> Exercise material
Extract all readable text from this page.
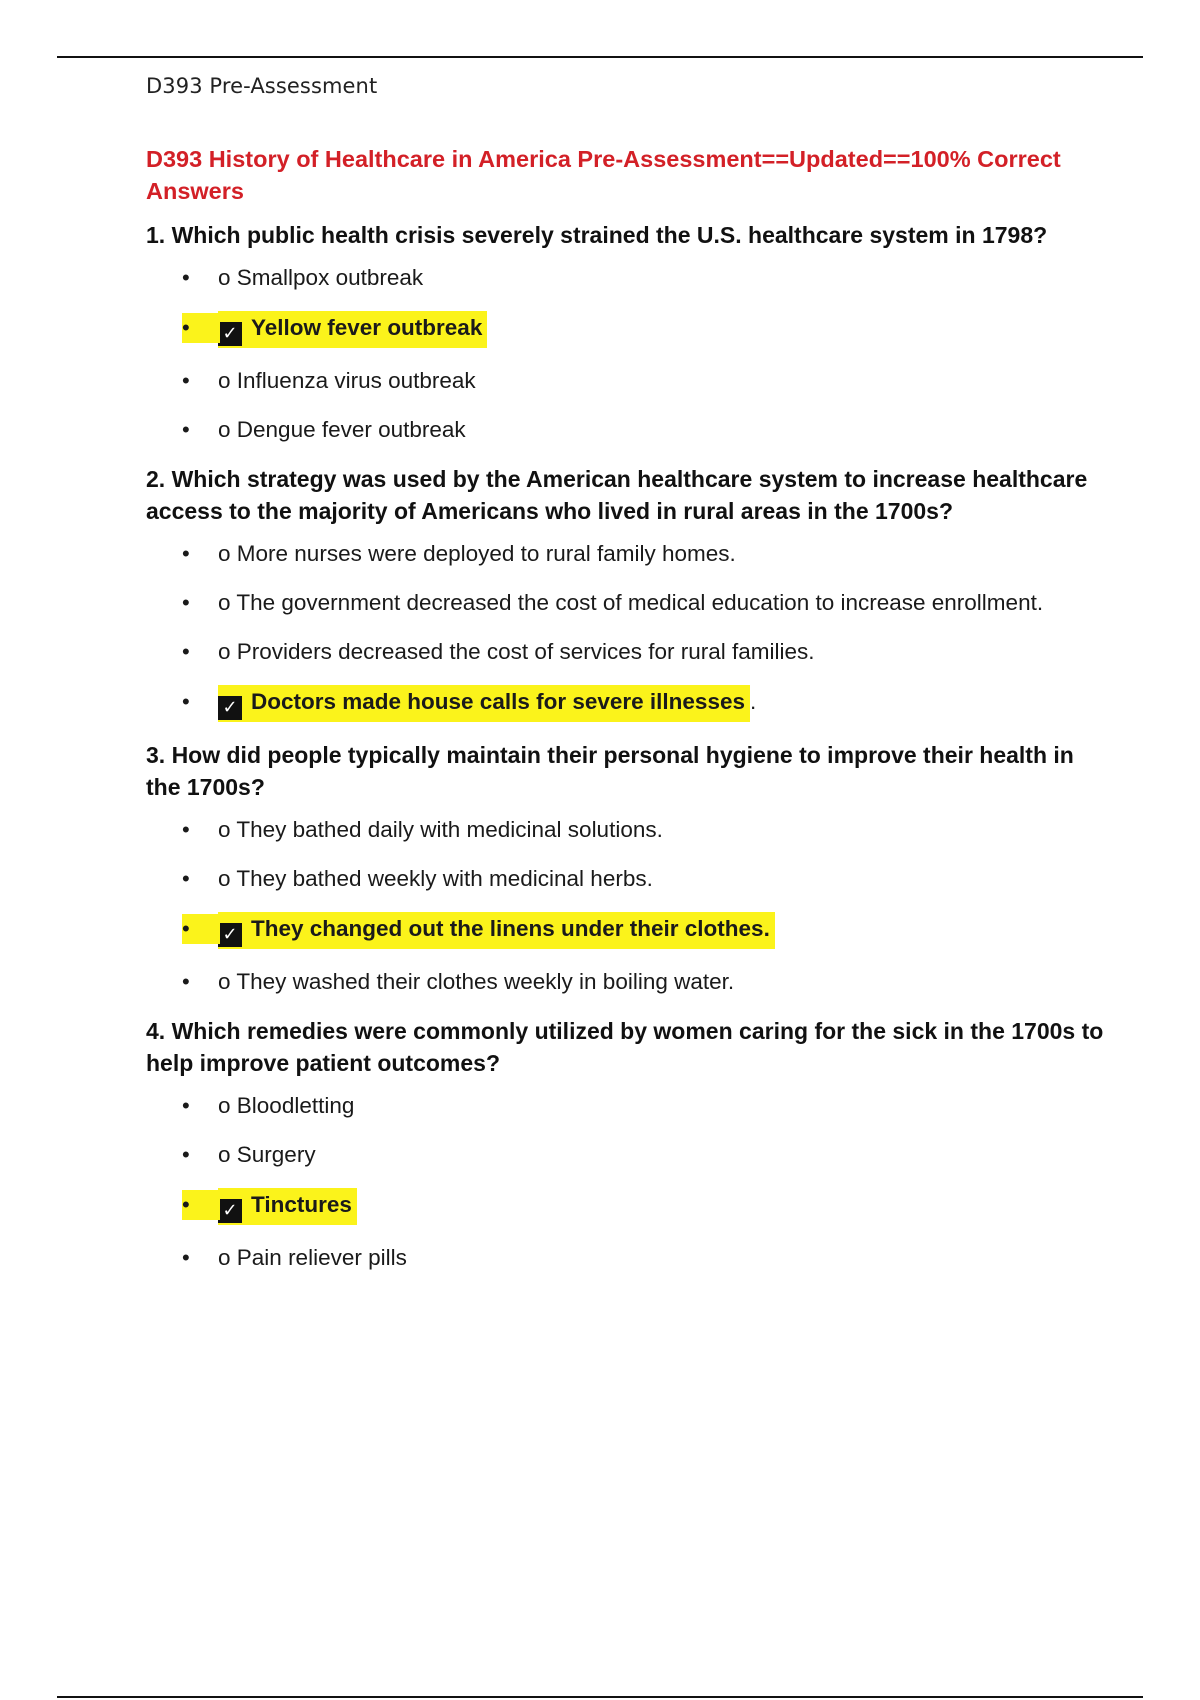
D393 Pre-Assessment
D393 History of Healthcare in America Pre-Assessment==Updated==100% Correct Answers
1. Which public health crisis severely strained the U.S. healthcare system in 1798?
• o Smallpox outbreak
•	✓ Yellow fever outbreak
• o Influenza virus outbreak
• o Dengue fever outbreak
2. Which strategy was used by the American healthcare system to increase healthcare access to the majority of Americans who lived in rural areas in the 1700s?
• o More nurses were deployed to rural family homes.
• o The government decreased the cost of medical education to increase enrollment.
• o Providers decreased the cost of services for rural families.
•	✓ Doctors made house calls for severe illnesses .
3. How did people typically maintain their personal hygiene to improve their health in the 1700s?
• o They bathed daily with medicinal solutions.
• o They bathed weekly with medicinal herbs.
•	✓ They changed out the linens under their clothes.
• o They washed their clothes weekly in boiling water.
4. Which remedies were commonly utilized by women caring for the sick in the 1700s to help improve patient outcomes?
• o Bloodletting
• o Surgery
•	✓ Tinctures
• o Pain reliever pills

> What is expected
Repeat each record as given. No picture belongs in the copy.

> Result for this task
Extract all readable text from this page.
D393 Pre-Assessment
D393 History of Healthcare in America Pre-Assessment==Updated==100% Correct Answers
1. Which public health crisis severely strained the U.S. healthcare system in 1798?
• o Smallpox outbreak
•	✓ Yellow fever outbreak
• o Influenza virus outbreak
• o Dengue fever outbreak
2. Which strategy was used by the American healthcare system to increase healthcare access to the majority of Americans who lived in rural areas in the 1700s?
• o More nurses were deployed to rural family homes.
• o The government decreased the cost of medical education to increase enrollment.
• o Providers decreased the cost of services for rural families.
•	✓ Doctors made house calls for severe illnesses .
3. How did people typically maintain their personal hygiene to improve their health in the 1700s?
• o They bathed daily with medicinal solutions.
• o They bathed weekly with medicinal herbs.
•	✓ They changed out the linens under their clothes.
• o They washed their clothes weekly in boiling water.
4. Which remedies were commonly utilized by women caring for the sick in the 1700s to help improve patient outcomes?
• o Bloodletting
• o Surgery
•	✓ Tinctures
• o Pain reliever pills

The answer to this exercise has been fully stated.